* [Material for this exercise]
**********
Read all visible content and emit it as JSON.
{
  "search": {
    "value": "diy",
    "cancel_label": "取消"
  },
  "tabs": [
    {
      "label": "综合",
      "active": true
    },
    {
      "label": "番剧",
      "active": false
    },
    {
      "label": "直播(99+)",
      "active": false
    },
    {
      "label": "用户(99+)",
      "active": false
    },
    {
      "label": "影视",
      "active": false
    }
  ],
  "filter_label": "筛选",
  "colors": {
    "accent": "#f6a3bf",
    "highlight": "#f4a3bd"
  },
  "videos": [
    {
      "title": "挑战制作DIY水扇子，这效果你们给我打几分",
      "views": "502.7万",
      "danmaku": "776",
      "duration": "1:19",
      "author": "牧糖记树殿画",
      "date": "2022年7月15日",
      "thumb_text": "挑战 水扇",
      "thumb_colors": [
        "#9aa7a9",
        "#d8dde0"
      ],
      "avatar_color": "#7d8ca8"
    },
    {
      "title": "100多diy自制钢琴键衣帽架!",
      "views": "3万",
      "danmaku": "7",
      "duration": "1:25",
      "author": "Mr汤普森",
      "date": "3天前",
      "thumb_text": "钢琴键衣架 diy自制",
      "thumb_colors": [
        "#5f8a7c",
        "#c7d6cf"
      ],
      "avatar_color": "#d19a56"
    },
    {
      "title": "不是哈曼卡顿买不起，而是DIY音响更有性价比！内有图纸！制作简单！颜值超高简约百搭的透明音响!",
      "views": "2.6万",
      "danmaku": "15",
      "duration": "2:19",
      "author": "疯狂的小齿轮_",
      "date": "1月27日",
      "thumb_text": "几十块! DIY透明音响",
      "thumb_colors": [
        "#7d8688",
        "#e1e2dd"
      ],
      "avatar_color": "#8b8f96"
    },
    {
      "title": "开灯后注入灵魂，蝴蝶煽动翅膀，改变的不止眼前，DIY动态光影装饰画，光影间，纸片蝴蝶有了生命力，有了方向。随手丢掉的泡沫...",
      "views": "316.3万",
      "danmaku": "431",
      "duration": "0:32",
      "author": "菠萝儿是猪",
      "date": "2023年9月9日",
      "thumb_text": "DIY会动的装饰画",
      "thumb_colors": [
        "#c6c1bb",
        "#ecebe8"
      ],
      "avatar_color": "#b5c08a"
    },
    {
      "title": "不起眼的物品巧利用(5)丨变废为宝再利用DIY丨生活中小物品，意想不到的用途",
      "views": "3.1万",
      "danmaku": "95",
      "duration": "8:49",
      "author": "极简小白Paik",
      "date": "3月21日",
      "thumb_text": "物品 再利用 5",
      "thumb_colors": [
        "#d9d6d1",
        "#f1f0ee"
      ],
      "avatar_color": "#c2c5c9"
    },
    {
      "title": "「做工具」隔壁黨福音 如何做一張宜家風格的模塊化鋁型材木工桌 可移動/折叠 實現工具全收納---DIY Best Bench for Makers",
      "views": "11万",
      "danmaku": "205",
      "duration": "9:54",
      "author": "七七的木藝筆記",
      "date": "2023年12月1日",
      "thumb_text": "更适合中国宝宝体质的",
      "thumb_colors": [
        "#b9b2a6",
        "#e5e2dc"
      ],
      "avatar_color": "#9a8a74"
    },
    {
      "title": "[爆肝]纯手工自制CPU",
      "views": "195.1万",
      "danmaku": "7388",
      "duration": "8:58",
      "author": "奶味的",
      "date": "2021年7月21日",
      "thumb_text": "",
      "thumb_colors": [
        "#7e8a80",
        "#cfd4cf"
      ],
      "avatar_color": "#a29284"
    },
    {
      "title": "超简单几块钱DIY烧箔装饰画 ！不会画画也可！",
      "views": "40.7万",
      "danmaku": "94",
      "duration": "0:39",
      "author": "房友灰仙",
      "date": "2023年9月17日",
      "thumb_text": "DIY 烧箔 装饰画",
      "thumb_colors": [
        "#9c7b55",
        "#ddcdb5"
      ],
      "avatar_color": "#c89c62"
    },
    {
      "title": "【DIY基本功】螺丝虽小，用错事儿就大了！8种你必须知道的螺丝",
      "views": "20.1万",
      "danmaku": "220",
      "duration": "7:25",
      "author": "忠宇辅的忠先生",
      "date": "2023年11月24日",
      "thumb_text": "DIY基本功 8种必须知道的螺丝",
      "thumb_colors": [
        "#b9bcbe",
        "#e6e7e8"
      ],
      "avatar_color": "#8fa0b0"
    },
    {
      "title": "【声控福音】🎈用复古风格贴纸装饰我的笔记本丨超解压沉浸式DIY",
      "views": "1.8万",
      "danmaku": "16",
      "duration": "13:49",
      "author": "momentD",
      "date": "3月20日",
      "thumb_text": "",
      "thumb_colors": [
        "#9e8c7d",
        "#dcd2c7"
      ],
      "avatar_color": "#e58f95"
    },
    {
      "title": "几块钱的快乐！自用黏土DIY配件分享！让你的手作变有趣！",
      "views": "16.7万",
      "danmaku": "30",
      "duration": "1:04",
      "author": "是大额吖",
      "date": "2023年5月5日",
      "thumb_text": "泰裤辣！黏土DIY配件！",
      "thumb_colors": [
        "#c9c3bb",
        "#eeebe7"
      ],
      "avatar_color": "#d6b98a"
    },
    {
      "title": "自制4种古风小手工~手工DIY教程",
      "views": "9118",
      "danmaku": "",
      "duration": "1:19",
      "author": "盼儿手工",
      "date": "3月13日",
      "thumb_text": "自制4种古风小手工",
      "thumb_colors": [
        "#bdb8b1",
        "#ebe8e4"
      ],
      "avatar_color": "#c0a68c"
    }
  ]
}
**********
* [Exercise goal]
Copy out each line of the data where the string "views" appears.

* [Output for this task]
      "views": "502.7万",
      "views": "3万",
      "views": "2.6万",
      "views": "316.3万",
      "views": "3.1万",
      "views": "11万",
      "views": "195.1万",
      "views": "40.7万",
      "views": "20.1万",
      "views": "1.8万",
      "views": "16.7万",
      "views": "9118",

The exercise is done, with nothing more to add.